◆ Problem description
Return every record exactly as written.

(Extracted records)
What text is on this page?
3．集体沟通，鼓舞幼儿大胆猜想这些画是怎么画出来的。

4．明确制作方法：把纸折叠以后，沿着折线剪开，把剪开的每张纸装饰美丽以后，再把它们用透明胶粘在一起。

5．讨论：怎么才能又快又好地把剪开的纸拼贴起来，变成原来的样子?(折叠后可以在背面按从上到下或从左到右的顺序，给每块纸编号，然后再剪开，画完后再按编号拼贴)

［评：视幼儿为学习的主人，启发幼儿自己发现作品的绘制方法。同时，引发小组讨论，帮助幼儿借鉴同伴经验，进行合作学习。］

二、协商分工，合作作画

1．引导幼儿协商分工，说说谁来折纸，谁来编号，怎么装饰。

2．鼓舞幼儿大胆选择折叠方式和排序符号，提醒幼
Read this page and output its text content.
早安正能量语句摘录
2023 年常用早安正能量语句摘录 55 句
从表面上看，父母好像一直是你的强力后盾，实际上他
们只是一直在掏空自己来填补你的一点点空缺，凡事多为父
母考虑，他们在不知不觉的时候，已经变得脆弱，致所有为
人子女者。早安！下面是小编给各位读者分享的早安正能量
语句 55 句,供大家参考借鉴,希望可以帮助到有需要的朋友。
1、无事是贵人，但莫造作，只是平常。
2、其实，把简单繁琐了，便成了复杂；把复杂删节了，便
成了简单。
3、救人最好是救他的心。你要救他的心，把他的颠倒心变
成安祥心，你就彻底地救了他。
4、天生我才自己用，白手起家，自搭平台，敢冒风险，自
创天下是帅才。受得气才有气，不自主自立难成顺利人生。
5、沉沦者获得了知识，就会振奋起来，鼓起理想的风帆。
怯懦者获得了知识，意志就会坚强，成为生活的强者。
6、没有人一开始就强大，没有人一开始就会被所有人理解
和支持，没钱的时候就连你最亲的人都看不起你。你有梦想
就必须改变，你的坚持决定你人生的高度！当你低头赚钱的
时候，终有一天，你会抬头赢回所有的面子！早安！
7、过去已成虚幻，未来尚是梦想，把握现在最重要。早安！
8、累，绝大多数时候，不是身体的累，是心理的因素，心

◆ Reply to the exercise
What text is on this page?
3．集体沟通，鼓舞幼儿大胆猜想这些画是怎么画出来的。

4．明确制作方法：把纸折叠以后，沿着折线剪开，把剪开的每张纸装饰美丽以后，再把它们用透明胶粘在一起。

5．讨论：怎么才能又快又好地把剪开的纸拼贴起来，变成原来的样子?(折叠后可以在背面按从上到下或从左到右的顺序，给每块纸编号，然后再剪开，画完后再按编号拼贴)

［评：视幼儿为学习的主人，启发幼儿自己发现作品的绘制方法。同时，引发小组讨论，帮助幼儿借鉴同伴经验，进行合作学习。］

二、协商分工，合作作画

1．引导幼儿协商分工，说说谁来折纸，谁来编号，怎么装饰。

2．鼓舞幼儿大胆选择折叠方式和排序符号，提醒幼
Read this page and output its text content.
早安正能量语句摘录
2023 年常用早安正能量语句摘录 55 句
从表面上看，父母好像一直是你的强力后盾，实际上他
们只是一直在掏空自己来填补你的一点点空缺，凡事多为父
母考虑，他们在不知不觉的时候，已经变得脆弱，致所有为
人子女者。早安！下面是小编给各位读者分享的早安正能量
语句 55 句,供大家参考借鉴,希望可以帮助到有需要的朋友。
1、无事是贵人，但莫造作，只是平常。
2、其实，把简单繁琐了，便成了复杂；把复杂删节了，便
成了简单。
3、救人最好是救他的心。你要救他的心，把他的颠倒心变
成安祥心，你就彻底地救了他。
4、天生我才自己用，白手起家，自搭平台，敢冒风险，自
创天下是帅才。受得气才有气，不自主自立难成顺利人生。
5、沉沦者获得了知识，就会振奋起来，鼓起理想的风帆。
怯懦者获得了知识，意志就会坚强，成为生活的强者。
6、没有人一开始就强大，没有人一开始就会被所有人理解
和支持，没钱的时候就连你最亲的人都看不起你。你有梦想
就必须改变，你的坚持决定你人生的高度！当你低头赚钱的
时候，终有一天，你会抬头赢回所有的面子！早安！
7、过去已成虚幻，未来尚是梦想，把握现在最重要。早安！
8、累，绝大多数时候，不是身体的累，是心理的因素，心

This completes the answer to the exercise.